-------- Data for this task
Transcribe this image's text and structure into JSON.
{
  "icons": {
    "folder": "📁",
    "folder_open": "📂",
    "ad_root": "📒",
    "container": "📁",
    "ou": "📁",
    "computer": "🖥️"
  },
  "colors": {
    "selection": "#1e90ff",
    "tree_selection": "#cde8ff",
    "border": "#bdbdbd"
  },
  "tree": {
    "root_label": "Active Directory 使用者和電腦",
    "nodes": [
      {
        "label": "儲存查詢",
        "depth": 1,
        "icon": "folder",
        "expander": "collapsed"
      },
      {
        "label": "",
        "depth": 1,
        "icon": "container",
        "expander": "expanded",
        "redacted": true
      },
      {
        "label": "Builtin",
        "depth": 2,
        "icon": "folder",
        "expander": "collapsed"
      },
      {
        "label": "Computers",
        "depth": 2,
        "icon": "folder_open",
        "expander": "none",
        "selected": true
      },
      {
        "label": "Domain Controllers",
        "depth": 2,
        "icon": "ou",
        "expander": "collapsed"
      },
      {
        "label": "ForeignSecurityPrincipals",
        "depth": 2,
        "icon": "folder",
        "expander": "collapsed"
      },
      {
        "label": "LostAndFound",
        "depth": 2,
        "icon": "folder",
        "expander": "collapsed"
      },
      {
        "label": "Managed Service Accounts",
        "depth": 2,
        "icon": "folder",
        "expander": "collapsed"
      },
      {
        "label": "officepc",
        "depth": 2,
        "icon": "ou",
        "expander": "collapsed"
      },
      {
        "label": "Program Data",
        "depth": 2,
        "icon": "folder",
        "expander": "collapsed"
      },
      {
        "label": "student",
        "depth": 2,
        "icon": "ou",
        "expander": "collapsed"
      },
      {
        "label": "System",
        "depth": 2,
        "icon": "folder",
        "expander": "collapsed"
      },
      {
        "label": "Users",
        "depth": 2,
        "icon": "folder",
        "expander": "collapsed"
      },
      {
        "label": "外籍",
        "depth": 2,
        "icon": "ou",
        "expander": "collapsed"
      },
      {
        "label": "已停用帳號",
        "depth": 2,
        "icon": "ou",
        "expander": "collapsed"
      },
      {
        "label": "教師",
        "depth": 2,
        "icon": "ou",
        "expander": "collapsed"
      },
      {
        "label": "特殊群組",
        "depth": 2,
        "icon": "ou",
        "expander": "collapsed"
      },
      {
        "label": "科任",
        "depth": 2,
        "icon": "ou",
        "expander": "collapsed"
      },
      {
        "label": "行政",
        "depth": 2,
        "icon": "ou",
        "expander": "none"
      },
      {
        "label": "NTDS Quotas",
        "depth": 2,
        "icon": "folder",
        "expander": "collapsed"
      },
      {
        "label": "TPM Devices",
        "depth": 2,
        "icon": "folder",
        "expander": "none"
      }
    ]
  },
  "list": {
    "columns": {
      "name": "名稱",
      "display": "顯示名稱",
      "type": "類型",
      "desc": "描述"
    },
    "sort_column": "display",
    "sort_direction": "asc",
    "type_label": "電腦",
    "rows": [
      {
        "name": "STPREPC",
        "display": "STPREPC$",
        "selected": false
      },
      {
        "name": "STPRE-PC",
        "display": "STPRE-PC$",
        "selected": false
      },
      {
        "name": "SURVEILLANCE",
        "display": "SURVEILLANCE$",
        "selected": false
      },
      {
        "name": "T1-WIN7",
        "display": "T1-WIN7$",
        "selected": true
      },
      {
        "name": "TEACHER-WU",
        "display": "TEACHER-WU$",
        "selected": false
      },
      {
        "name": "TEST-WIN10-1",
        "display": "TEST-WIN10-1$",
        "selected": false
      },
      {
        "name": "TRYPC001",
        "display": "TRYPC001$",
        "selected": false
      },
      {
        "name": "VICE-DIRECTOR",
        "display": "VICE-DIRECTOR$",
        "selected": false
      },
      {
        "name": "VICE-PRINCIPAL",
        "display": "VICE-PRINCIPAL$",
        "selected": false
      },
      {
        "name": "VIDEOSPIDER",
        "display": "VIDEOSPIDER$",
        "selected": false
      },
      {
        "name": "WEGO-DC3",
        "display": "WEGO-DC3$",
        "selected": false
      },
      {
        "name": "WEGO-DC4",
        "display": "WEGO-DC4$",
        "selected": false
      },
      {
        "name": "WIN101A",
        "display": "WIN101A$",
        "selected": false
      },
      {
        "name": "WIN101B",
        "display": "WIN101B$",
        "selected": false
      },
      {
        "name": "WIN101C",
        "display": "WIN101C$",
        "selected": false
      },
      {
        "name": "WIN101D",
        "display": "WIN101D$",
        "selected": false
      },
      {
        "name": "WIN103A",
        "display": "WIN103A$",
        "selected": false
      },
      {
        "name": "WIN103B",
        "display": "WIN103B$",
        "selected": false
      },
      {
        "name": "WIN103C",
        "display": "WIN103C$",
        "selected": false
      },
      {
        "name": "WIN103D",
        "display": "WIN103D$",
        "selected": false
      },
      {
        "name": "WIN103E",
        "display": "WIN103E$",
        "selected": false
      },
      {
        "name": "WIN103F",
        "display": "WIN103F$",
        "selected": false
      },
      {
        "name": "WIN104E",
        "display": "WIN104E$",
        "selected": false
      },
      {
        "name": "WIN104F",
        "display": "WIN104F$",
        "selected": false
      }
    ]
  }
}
----------------
### Exercise aim
For this exercise, gather every line of the data that contains the word "WEGO".

### Result of this exercise
        "name": "WEGO-DC3",
        "display": "WEGO-DC3$",
        "name": "WEGO-DC4",
        "display": "WEGO-DC4$",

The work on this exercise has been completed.